== EXCERTO DE ORIGEM ==
»»

Mas regressemos ao artigo 116.º do Código de Processo Penal.

No âmbito do Código do Processo Penal, as sanções para a testemunha pela falta injustificada de comparência a ato processual são sanções pecuniárias (multa e eventualmente pagamento das despesas ocasionadas pela não comparência, v.g. relacionadas com notificações, expediente e deslocação de pessoas) e de natureza detentiva (detenção temporária pelo tempo indispensável à realização da diligência a que faltou)[38].

Estas são, pois, as sanções em que incorre o faltoso.

E, dada a regulação exaustiva do artigo 116.º sobre o modo de sancionar a falta injustificada, não será de considerar que a testemunha faltosa possa incorrer na prática de um crime de desobediência[39].

No que concerne à detenção, como é referido no Parecer n.º 35/99[40], não é fácil defini-la. A lei não o faz, cumprindo ao intérprete caracterizá-la[41].

«Numa definição preliminar, poderá caracterizar-se a detenção como uma medida de privação da liberdade de movimentos que constitui uma limitação aos direitos fundamentais da pessoa, e cuja finalidade essencial é a colocação do sujeito à disposição da autoridade judicial»[42].

E, no caso, como vimos, o artigo 116.º do Código de Processo Penal permite ao juiz ordenar, oficiosamente ou a requerimento, a detenção pelo tempo indispensável à realização da diligência da testemunha que tiver faltado injustificadamente a ato processual.

Ora, há que ter presente que a liberdade individual é, a seguir à vida, um dos mais relevantes bens do homem.

Tal é, aliás, espelhado em textos internacionais como a Declaração Universal dos Direitos do Homem e a Convenção Europeia dos Direitos do Homem (artigo 5.º).

E a Constituição da República Portuguesa consagra no n.º 1 do artigo 27.º o direito à liberdade e o direito à segurança.

O direito à liberdade não é um direito absoluto, admitindo restrições.

Mas, como escrevem Gomes Canotilho/Vital Moreira, «[a]s restrições ao direito à liberdade, que se traduzem em medidas de privação total ou parcial dela, só podem ser as previstas nos n.os 2 e 3 (entre as quais avulta a pena de prisão), não podendo a lei criar outras – princípio da tipicidade constitucional das medidas privativas da liberdade»[43].

««

== DADOS ==
»»

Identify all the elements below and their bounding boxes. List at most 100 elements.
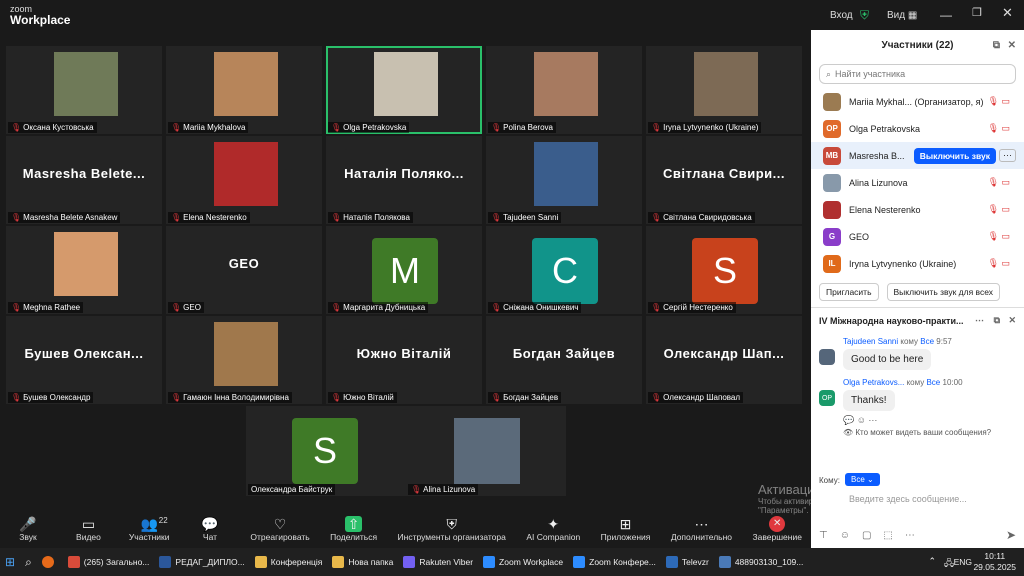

««

== TAREFAS A FAZER ==
1. Responde a estas perguntas sobre o texto acerca das faltas da testemunha:
(a) Que dois tipos de sanções prevê o Código de Processo Penal para a testemunha que falta sem justificação?
(b) Em que número e artigo da Constituição da República Portuguesa se consagram o direito à liberdade e o direito à segurança?
(c) Que bem do homem é apontado como mais relevante do que a liberdade individual?
2. Prossegue o texto sobre as faltas da testemunha a partir da última frase mostrada.

== RESPOSTAS POR TAREFA ==
1.
(a) Sanções pecuniárias (multa e, eventualmente, pagamento das despesas causadas pela falta) e sanções de natureza detentiva (detenção temporária pelo tempo indispensável à realização da diligência a que faltou).
(b) No n.º 1 do artigo 27.º.
(c) A vida.

2.
E no n.º 3 estabelece-se:

«3. Excetua-se deste princípio a privação da liberdade, pelo tempo e nas condições que a lei determinar, nos casos seguintes:

a) Detenção em flagrante delito;
b) Detenção ou prisão preventiva por fortes indícios de prática de crime doloso a que corresponda pena de prisão cujo limite máximo seja superior a três anos;
c) Prisão, detenção ou outra medida coativa sujeita a controlo judicial, de pessoa que tenha penetrado ou permaneça irregularmente no território nacional ou contra a qual esteja em curso processo de extradição ou de expulsão;
d) Prisão disciplinar imposta a militares, com garantia de recurso para o tribunal competente;
e) Sujeição de um menor a medidas de proteção, assistência ou educação em estabelecimento adequado, decretadas pelo tribunal judicial competente;
f) Detenção por decisão judicial em virtude de desobediência a decisão tomada por um tribunal ou para assegurar a comparência perante autoridade judiciária competente;
g) Detenção de suspeitos, para efeitos de identificação, nos casos e pelo tempo estritamente necessários;
h) Internamento de portador de anomalia psíquica em estabelecimento terapêutico adequado, decretado ou confirmado por autoridade judicial competente.»

A segunda parte da alínea f) do n.º 3 corresponde à chamada condução sob custódia.

«[T]em amplo âmbito de aplicação, na medida em que se trata de assegurar a realização coativa de um dever de comparência perante autoridades judiciárias, pelo que se pode estender a todas as pessoas que tenham um tal dever de comparência (aí incluídas as testemunhas, os peritos, etc.).
A revisão de 1997 permitiu expressamente que a detenção se fizesse para comparência perante uma autoridade judiciária (e não necessariamente judicial), o que, nos termos da terminologia da lei ordinária, inclui o Ministério Público [cfr. artigo 1.º, n.º 1, alínea b), do Código de Processo Penal]. Embora se possa admitir que outra solução interferiria na problemática da competência para atos processuais (mormente no que respeita à fase de inquérito), não pode deixar de se reconhecer que a solução adotada acaba por esboroar a garantia da jurisdicionalidade. De qualquer forma, excluída fica a detenção para apresentação perante órgãos ou mesmo autoridades de polícia criminal, nas quais tenha sido delegada a realização de atos em qualquer fase do processo penal»[44]

Recorrendo, de novo, às palavras de Gomes Canotilho/Vital Moreira, o conceito de autoridade judiciária «pode abranger outras autoridades que não apenas o juiz mas, em princípio, não mais do que o MP»[45].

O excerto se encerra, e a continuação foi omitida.